-- BEGIN Records shown --

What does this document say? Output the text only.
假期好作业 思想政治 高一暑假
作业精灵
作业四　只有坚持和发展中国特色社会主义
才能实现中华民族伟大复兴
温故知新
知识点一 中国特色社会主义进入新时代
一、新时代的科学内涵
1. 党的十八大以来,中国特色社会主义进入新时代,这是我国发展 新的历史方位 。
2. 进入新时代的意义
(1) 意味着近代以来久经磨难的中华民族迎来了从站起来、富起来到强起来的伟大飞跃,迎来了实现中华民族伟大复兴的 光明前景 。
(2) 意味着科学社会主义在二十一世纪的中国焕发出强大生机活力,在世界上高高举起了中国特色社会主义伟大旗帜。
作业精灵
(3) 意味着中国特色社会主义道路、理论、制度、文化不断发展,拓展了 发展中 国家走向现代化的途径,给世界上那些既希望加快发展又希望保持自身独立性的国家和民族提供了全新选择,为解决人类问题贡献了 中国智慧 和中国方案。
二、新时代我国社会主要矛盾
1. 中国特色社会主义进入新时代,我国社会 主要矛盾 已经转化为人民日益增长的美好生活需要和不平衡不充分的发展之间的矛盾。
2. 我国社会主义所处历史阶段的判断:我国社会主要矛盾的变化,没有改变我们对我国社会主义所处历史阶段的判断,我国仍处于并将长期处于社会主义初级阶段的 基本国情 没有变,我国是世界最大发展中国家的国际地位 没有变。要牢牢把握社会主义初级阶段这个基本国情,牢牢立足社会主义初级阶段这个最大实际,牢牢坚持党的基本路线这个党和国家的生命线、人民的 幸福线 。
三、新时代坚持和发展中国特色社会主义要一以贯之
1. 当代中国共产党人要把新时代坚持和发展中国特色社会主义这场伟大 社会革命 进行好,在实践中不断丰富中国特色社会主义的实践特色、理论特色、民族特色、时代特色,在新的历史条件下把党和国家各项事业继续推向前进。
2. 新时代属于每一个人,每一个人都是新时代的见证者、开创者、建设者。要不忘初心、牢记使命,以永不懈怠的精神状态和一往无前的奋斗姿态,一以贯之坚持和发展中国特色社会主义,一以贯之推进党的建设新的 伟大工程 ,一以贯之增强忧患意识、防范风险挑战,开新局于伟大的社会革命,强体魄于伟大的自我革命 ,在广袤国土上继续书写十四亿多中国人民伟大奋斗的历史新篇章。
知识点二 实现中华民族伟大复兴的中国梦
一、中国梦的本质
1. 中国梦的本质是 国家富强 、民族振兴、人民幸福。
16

-- END Records shown --

Copy every line of the records above that contains "中国特色社会主义进入新时代".

The result
知识点一 中国特色社会主义进入新时代
1. 党的十八大以来,中国特色社会主义进入新时代,这是我国发展 新的历史方位 。
1. 中国特色社会主义进入新时代,我国社会 主要矛盾 已经转化为人民日益增长的美好生活需要和不平衡不充分的发展之间的矛盾。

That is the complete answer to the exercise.